* Your instructions
Every record here needs to be written out again exactly.

* Structured figure records
★ ★ ★ ★ ★

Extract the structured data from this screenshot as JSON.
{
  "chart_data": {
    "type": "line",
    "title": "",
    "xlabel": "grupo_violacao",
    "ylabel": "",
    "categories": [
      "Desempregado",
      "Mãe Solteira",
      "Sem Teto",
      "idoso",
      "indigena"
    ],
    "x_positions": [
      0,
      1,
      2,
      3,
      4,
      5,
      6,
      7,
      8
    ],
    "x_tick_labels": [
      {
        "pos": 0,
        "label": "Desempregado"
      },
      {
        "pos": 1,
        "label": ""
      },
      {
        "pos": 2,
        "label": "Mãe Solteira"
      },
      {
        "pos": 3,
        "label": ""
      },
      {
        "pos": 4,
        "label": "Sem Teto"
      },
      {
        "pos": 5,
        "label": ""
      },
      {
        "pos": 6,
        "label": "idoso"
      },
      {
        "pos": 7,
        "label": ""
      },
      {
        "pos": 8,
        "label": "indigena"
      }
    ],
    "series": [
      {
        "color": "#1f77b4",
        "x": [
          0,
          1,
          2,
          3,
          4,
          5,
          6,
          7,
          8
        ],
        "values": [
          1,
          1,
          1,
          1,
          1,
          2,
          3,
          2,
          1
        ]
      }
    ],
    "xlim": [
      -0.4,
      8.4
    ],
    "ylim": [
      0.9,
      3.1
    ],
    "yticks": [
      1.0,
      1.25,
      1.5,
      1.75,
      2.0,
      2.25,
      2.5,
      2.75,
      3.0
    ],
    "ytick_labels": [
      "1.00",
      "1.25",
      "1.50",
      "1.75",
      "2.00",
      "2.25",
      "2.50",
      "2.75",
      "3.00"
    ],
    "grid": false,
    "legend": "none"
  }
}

★ ★ ★ ★ ★

* Result for this task
Extract the structured data from this screenshot as JSON.
{
  "chart_data": {
    "type": "line",
    "title": "",
    "xlabel": "grupo_violacao",
    "ylabel": "",
    "categories": [
      "Desempregado",
      "Mãe Solteira",
      "Sem Teto",
      "idoso",
      "indigena"
    ],
    "x_positions": [
      0,
      1,
      2,
      3,
      4,
      5,
      6,
      7,
      8
    ],
    "x_tick_labels": [
      {
        "pos": 0,
        "label": "Desempregado"
      },
      {
        "pos": 1,
        "label": ""
      },
      {
        "pos": 2,
        "label": "Mãe Solteira"
      },
      {
        "pos": 3,
        "label": ""
      },
      {
        "pos": 4,
        "label": "Sem Teto"
      },
      {
        "pos": 5,
        "label": ""
      },
      {
        "pos": 6,
        "label": "idoso"
      },
      {
        "pos": 7,
        "label": ""
      },
      {
        "pos": 8,
        "label": "indigena"
      }
    ],
    "series": [
      {
        "color": "#1f77b4",
        "x": [
          0,
          1,
          2,
          3,
          4,
          5,
          6,
          7,
          8
        ],
        "values": [
          1,
          1,
          1,
          1,
          1,
          2,
          3,
          2,
          1
        ]
      }
    ],
    "xlim": [
      -0.4,
      8.4
    ],
    "ylim": [
      0.9,
      3.1
    ],
    "yticks": [
      1.0,
      1.25,
      1.5,
      1.75,
      2.0,
      2.25,
      2.5,
      2.75,
      3.0
    ],
    "ytick_labels": [
      "1.00",
      "1.25",
      "1.50",
      "1.75",
      "2.00",
      "2.25",
      "2.50",
      "2.75",
      "3.00"
    ],
    "grid": false,
    "legend": "none"
  }
}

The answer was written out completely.